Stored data
# # # #

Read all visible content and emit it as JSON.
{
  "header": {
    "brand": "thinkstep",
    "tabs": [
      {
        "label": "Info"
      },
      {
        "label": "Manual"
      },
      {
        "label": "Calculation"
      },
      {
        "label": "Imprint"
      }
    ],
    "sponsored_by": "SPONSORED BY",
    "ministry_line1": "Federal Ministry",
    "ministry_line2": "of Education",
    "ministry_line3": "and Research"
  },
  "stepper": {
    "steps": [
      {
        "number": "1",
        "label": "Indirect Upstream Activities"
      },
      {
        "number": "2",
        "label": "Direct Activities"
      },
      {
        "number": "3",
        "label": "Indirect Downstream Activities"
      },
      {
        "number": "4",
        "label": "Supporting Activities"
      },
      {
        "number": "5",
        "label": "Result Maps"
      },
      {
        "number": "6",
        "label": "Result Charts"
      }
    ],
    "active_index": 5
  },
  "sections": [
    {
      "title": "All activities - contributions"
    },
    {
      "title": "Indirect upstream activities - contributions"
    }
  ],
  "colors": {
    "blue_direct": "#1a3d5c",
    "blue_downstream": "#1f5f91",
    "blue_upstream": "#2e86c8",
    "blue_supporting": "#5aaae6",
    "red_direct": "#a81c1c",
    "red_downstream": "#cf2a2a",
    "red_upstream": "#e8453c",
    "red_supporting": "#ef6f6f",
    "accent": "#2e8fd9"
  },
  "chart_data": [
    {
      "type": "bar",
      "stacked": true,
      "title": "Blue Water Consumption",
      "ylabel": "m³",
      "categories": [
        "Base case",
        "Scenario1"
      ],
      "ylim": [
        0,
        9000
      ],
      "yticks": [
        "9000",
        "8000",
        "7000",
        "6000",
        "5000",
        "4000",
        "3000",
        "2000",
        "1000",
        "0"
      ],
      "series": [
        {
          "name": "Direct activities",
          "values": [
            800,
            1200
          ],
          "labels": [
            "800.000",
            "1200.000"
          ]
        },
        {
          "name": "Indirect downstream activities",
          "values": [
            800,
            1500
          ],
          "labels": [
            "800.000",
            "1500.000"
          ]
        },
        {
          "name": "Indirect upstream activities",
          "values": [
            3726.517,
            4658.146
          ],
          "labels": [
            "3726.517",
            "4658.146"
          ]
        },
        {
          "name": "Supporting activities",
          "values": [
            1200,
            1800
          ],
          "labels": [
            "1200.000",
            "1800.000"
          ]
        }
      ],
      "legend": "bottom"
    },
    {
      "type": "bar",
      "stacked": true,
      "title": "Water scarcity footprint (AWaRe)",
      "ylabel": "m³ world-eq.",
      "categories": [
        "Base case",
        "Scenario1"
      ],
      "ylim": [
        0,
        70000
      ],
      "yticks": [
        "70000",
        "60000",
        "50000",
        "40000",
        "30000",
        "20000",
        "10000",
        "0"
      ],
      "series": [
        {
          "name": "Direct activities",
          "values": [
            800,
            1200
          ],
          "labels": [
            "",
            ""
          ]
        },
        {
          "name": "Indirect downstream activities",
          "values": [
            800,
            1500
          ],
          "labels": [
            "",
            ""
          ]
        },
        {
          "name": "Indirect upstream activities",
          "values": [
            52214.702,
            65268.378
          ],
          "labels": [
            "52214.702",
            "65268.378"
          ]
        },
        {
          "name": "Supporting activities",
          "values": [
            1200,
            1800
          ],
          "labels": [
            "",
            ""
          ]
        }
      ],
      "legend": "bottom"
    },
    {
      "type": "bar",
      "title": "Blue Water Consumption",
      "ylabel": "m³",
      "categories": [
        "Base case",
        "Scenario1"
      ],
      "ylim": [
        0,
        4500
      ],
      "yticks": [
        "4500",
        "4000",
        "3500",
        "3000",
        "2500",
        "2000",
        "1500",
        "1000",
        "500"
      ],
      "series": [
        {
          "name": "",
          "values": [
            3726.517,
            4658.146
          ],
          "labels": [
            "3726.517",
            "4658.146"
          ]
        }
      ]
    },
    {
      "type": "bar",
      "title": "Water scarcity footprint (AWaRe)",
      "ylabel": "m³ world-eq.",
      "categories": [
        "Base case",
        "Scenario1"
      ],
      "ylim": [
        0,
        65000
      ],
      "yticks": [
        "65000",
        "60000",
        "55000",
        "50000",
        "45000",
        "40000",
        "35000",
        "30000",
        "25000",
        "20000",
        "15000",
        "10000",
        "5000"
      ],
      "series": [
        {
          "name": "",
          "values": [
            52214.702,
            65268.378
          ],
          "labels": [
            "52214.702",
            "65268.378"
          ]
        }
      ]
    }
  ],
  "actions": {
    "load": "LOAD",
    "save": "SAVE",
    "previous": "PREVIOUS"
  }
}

# # # #

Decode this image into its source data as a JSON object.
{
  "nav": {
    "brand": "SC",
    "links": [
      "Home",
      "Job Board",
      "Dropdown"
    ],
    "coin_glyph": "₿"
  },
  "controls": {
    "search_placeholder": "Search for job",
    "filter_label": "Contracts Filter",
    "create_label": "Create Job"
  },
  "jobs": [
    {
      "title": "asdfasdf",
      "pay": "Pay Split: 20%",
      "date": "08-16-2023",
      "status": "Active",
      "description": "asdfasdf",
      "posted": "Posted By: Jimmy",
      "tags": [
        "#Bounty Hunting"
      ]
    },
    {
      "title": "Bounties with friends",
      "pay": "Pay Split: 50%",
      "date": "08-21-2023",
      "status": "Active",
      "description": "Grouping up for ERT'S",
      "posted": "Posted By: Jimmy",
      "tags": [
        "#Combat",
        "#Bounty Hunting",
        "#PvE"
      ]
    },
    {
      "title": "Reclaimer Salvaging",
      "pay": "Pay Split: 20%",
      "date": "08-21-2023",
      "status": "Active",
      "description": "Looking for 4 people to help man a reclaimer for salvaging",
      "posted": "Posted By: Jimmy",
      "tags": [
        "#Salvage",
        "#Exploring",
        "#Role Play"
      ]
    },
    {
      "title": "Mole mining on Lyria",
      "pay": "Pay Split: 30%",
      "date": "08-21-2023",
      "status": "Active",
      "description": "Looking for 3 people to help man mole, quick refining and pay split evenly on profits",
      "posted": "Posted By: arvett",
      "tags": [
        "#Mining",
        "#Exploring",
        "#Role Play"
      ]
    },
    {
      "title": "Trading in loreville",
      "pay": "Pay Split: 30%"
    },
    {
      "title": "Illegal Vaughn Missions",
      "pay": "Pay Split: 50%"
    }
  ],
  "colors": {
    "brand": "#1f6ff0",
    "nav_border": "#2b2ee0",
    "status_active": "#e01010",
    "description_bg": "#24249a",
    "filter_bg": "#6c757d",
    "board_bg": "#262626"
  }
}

# # # #

* Exercise aim: Of the lines in this data, how many contain "Looking"? Reply with only the number.

* Correct response: 2